---------- Dataset entries

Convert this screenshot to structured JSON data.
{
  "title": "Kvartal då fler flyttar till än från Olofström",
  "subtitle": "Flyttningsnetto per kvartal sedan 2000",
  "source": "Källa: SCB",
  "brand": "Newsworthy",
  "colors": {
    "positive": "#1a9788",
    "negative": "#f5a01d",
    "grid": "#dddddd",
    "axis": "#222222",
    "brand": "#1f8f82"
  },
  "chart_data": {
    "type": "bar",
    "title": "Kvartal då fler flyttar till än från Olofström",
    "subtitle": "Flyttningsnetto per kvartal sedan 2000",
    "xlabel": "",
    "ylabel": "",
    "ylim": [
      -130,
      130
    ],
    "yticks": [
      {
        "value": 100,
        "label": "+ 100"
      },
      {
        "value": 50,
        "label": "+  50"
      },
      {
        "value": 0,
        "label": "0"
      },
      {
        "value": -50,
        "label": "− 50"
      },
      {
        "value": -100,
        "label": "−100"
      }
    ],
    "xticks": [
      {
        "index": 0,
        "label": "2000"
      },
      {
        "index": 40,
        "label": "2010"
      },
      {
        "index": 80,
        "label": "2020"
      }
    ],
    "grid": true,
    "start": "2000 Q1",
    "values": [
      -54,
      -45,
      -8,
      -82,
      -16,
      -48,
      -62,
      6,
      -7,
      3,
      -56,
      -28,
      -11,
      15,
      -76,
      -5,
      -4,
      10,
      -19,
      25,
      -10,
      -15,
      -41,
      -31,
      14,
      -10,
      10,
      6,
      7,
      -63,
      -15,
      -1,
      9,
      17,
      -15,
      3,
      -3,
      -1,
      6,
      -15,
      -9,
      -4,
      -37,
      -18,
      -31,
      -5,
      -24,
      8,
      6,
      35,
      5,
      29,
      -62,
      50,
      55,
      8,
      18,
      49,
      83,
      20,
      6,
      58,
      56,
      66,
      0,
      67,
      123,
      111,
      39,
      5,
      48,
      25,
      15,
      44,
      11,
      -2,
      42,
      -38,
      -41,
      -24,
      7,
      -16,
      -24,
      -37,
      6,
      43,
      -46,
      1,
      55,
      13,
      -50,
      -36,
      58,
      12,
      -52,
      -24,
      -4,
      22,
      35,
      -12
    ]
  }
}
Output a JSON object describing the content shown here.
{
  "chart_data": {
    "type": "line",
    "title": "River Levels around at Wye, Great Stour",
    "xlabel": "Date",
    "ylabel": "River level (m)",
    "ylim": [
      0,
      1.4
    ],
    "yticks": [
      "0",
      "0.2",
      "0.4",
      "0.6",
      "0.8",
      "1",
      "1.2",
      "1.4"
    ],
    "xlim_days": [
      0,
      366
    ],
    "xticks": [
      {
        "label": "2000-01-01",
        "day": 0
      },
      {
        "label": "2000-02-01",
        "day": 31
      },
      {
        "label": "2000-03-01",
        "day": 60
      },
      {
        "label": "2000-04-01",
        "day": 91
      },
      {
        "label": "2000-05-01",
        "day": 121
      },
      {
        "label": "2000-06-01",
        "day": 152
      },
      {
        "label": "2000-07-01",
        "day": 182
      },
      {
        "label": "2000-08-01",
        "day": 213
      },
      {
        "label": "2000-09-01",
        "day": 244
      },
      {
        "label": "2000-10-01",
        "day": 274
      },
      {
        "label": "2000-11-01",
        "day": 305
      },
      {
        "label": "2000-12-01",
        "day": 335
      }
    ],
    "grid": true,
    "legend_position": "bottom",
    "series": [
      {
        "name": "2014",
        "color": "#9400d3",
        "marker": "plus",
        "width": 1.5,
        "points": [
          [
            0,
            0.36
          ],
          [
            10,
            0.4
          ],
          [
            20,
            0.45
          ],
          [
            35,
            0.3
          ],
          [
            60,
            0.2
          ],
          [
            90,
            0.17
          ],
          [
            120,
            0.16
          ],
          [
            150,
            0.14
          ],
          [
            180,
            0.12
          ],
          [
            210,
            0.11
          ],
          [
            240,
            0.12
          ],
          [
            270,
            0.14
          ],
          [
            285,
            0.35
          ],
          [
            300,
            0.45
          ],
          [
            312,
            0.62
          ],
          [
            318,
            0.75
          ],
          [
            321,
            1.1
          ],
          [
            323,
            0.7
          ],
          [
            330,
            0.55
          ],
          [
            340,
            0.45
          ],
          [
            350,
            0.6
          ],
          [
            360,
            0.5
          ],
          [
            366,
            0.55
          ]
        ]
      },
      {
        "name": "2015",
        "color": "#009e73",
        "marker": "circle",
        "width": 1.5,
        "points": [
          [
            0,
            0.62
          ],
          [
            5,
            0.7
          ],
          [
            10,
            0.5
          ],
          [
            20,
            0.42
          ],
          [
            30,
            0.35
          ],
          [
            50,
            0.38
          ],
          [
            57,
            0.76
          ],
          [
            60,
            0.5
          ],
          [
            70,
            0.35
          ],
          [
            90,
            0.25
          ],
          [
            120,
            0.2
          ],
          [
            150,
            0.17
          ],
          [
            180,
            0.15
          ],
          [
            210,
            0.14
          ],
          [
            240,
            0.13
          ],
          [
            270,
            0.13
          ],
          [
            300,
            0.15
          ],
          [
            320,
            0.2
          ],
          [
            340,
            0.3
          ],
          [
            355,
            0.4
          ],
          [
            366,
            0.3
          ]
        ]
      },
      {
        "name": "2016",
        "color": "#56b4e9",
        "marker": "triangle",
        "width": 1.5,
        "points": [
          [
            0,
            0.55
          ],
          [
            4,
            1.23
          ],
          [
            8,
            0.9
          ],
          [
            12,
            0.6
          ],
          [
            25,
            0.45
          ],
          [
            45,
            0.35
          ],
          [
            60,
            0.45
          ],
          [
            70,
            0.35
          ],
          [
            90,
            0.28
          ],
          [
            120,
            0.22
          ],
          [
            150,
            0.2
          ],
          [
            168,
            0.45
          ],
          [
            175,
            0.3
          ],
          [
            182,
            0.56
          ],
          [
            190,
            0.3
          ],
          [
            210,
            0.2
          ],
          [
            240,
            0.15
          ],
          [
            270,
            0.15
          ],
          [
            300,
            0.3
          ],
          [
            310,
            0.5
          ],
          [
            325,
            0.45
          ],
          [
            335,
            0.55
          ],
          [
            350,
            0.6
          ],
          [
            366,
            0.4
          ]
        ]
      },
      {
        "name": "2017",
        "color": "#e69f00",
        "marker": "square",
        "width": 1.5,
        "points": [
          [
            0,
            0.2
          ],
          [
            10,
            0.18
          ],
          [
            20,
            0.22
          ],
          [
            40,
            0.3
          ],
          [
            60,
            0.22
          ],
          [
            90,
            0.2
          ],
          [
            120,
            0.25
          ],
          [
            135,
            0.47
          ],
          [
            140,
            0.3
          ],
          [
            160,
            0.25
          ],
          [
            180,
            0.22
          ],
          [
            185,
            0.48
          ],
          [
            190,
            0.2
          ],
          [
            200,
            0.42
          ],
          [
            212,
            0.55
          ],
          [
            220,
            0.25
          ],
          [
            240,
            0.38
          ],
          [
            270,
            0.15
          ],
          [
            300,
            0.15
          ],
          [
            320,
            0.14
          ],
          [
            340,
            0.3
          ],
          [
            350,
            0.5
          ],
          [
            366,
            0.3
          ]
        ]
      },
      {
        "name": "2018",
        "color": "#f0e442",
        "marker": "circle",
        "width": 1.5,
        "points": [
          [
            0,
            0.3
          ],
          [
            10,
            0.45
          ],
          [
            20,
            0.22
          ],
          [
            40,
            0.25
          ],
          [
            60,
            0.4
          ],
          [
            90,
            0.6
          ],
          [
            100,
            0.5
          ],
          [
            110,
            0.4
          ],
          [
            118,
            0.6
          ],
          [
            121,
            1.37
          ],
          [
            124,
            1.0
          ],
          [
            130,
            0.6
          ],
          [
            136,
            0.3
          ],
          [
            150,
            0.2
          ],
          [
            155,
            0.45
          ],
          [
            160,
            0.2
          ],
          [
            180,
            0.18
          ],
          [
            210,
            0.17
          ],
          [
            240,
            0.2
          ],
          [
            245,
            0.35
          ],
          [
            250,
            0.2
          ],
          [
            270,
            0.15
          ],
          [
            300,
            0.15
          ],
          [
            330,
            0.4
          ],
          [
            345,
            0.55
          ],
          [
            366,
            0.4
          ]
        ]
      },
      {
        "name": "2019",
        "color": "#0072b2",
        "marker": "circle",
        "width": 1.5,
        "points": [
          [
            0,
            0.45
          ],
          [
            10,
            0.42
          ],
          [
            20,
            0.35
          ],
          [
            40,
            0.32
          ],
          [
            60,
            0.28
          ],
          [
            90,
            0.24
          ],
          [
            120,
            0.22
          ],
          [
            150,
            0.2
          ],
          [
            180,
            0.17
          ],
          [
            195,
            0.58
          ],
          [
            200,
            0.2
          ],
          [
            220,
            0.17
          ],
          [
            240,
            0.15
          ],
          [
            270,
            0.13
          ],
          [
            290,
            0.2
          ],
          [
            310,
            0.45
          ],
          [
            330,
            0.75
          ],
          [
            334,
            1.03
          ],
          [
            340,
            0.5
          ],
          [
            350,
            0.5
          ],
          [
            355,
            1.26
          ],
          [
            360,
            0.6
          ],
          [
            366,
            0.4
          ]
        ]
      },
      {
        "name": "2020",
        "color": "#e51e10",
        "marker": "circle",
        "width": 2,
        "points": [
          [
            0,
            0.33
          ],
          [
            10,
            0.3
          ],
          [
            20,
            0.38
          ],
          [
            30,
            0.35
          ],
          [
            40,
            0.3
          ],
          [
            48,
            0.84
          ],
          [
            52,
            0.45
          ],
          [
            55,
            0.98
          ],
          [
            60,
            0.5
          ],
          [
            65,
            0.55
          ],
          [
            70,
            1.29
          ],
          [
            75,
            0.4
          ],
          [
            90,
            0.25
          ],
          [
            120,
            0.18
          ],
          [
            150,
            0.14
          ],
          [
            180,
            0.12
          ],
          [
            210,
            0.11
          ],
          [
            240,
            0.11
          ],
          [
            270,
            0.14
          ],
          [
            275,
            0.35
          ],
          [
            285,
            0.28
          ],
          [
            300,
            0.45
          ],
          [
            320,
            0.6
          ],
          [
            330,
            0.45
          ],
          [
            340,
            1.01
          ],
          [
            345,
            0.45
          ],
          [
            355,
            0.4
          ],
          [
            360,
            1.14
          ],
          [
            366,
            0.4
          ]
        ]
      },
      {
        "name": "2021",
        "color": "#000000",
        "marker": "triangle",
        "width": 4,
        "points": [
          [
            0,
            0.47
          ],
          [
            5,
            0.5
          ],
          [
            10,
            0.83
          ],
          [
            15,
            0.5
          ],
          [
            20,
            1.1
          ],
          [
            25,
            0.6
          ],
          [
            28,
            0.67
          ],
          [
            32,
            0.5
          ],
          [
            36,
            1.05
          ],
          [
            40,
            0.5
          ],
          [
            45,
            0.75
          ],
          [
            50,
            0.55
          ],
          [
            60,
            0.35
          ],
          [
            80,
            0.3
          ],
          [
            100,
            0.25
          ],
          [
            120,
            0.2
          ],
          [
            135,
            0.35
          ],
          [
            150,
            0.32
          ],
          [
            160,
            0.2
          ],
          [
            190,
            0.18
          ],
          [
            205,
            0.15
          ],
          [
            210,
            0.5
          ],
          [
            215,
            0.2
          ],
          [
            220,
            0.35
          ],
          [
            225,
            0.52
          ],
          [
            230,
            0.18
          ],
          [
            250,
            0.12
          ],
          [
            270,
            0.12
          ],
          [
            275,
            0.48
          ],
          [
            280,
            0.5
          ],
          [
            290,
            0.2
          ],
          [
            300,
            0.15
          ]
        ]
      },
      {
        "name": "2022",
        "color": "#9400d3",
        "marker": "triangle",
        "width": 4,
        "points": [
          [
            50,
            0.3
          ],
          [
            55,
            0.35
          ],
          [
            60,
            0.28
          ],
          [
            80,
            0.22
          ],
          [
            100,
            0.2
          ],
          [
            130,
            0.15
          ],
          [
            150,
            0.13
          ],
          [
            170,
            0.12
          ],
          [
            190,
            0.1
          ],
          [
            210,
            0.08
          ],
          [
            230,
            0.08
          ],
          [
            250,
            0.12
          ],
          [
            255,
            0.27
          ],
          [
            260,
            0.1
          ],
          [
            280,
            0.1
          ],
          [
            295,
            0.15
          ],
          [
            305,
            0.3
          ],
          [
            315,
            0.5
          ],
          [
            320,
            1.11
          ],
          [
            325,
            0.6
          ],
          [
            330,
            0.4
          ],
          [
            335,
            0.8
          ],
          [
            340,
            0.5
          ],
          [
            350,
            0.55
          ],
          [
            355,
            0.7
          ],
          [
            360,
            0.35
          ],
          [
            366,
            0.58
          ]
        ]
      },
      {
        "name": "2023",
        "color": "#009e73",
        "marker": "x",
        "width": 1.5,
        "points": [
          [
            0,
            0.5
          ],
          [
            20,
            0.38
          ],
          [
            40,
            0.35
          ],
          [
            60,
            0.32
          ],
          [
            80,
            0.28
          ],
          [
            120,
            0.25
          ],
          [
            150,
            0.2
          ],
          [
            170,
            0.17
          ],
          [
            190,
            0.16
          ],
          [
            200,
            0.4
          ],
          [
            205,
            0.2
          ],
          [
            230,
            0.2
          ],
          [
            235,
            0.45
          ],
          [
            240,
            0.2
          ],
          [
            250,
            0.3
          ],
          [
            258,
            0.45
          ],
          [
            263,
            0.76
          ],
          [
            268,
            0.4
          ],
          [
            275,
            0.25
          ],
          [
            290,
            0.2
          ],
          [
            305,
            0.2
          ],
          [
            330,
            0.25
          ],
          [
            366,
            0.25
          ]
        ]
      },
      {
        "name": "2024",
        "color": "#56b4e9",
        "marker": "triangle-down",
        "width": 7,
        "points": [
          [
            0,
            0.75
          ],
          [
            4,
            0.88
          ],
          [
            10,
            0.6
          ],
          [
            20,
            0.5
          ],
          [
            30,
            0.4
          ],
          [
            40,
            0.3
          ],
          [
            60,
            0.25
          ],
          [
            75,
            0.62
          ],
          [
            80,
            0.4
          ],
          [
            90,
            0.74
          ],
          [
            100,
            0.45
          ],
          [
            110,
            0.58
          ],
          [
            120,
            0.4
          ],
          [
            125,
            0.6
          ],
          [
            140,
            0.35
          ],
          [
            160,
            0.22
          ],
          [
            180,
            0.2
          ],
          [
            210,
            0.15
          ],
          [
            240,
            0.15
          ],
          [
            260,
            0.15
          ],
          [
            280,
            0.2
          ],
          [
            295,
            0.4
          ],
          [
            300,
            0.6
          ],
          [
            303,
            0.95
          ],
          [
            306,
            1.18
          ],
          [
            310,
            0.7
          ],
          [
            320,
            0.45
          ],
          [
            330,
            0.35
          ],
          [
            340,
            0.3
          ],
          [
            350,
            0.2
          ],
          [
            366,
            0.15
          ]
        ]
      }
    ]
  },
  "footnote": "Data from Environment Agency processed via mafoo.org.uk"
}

--------------------

» **Stated goal**:
Identify the lines in the records above that contain the word "JSON", then state how many there are and nothing more.

» **Full solution**:
2